▶ **DIRECTIONS**: Only the number is wanted: how many lines contain the word "oranges"?

▶ **RECORD EXTRACTS**:
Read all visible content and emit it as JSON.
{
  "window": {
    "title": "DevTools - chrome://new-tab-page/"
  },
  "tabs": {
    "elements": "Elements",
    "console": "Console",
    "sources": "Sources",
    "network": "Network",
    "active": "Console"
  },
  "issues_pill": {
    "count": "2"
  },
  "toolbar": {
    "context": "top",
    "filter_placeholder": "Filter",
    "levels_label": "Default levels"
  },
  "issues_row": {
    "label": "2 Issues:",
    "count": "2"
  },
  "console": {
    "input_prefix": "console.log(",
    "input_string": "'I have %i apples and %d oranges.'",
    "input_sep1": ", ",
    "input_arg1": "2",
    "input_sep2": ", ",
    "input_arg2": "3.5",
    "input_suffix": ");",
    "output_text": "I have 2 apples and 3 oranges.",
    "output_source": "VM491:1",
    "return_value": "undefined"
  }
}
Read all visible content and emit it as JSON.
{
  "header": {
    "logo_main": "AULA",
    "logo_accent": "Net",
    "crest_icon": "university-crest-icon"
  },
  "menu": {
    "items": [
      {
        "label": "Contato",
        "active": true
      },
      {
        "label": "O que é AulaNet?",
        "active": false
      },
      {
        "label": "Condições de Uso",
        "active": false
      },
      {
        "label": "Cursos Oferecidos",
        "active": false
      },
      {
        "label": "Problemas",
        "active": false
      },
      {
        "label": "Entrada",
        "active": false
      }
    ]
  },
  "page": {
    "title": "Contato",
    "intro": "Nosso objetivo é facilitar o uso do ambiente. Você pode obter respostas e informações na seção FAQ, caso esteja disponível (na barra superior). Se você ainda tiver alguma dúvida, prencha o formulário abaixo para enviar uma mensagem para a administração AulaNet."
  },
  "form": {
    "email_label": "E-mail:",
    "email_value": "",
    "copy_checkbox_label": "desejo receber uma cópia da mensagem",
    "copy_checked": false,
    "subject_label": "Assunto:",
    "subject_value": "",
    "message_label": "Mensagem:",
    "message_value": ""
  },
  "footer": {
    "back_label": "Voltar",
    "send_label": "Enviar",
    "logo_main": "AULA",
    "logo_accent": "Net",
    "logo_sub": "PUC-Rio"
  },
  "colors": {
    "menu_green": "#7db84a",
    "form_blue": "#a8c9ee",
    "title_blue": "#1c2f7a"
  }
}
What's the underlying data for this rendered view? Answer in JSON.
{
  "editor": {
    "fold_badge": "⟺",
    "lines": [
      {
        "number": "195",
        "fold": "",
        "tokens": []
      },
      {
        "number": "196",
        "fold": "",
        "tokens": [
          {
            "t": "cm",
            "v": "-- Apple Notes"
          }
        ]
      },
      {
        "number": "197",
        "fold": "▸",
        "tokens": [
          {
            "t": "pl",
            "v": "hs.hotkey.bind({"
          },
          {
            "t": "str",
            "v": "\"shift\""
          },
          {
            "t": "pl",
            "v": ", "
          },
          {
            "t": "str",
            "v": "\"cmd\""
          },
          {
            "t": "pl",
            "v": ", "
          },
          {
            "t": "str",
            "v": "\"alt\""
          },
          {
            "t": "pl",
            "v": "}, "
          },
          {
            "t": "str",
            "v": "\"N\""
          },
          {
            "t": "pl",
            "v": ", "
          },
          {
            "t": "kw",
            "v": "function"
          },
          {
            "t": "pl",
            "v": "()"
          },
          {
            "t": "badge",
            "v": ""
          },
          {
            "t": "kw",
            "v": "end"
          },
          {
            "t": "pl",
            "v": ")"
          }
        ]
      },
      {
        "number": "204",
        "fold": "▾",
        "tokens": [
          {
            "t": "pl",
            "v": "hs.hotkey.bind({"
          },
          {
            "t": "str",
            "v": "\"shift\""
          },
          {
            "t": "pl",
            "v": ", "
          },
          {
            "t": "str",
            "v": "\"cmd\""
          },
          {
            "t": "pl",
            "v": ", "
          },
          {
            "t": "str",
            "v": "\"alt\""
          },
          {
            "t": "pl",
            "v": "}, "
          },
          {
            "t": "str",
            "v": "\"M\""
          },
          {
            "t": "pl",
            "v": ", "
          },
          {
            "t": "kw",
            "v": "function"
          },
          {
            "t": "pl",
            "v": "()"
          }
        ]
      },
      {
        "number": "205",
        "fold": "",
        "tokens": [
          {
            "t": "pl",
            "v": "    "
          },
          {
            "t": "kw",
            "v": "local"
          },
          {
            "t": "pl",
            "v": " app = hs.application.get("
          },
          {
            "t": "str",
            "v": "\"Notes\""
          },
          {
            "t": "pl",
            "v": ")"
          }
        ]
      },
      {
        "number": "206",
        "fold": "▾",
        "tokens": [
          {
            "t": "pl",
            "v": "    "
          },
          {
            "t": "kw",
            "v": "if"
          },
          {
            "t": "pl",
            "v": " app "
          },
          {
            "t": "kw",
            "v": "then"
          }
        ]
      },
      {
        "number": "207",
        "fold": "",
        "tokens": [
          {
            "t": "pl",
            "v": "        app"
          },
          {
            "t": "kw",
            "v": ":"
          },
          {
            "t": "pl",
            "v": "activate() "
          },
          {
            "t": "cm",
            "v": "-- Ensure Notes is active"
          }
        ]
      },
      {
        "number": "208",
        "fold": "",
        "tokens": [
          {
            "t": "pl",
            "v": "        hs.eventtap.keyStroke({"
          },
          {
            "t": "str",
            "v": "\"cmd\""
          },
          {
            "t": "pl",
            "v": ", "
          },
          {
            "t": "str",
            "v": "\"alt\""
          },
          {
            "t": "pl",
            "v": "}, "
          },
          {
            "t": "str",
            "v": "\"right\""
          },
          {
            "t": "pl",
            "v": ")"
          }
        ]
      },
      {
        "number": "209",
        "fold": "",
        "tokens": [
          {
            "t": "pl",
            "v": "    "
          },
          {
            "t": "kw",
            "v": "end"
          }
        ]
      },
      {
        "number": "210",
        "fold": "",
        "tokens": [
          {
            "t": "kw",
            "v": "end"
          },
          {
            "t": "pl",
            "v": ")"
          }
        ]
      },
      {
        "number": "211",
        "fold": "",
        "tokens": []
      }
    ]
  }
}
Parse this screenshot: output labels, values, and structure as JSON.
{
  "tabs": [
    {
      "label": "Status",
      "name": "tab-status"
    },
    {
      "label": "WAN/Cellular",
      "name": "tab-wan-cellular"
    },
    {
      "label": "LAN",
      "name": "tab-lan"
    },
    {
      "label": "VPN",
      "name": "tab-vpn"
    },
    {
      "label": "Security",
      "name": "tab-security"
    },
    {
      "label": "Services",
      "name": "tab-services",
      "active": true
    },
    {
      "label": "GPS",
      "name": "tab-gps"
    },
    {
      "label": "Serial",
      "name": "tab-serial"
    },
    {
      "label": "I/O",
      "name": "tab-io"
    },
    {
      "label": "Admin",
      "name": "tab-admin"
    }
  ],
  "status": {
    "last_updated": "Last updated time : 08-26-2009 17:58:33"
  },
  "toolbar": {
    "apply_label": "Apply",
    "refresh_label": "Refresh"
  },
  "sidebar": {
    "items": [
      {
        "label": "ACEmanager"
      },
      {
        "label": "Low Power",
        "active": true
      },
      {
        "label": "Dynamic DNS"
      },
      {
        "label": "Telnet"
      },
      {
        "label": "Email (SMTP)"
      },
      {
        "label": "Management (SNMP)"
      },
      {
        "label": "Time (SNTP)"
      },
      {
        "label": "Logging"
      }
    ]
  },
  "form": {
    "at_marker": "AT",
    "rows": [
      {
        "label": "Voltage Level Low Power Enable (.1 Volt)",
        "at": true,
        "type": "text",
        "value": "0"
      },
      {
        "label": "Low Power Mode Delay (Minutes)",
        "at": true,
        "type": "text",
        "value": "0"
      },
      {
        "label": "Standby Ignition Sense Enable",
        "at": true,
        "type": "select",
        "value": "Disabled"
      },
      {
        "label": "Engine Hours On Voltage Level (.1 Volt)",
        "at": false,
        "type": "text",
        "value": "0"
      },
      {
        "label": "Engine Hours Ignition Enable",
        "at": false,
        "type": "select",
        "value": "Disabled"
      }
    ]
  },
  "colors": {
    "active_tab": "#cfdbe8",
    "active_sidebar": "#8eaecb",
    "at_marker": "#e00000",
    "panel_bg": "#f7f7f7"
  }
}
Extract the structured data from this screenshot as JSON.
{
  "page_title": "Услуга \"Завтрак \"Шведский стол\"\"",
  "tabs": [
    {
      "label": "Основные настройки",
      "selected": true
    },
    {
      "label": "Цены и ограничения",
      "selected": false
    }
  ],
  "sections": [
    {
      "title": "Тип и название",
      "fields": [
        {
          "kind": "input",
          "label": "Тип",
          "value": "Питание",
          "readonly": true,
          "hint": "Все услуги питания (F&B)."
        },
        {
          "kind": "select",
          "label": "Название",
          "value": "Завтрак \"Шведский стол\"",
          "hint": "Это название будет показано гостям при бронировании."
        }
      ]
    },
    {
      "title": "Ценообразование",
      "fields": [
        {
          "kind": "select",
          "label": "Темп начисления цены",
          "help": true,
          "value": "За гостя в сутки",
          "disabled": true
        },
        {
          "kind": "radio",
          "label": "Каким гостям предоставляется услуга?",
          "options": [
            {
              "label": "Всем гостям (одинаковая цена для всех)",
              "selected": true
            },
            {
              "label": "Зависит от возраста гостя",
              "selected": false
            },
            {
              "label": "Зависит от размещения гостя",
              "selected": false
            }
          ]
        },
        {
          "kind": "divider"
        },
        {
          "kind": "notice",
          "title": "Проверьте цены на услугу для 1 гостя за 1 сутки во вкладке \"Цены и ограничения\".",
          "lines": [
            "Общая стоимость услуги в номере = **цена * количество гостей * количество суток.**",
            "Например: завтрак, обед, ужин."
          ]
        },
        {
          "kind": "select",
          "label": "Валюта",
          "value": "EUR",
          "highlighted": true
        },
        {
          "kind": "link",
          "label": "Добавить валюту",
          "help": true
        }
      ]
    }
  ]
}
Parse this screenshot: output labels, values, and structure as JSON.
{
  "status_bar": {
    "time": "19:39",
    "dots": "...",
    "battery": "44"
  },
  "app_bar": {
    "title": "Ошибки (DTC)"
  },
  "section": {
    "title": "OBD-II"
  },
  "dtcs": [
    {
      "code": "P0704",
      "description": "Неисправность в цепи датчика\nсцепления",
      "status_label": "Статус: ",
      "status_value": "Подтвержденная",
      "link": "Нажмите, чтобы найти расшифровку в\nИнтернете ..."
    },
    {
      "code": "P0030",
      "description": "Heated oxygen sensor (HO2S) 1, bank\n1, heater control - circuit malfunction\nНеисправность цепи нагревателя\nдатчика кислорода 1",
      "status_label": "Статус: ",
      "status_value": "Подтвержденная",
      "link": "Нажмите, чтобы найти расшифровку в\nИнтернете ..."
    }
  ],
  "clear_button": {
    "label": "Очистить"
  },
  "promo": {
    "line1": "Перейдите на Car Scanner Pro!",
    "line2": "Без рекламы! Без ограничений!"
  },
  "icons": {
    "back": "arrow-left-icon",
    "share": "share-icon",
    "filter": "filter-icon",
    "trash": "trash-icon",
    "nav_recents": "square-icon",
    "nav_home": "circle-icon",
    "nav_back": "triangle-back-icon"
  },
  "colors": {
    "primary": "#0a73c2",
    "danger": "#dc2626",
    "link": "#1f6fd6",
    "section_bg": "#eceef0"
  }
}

▶ **SOLUTION TO THE EXERCISE**: 2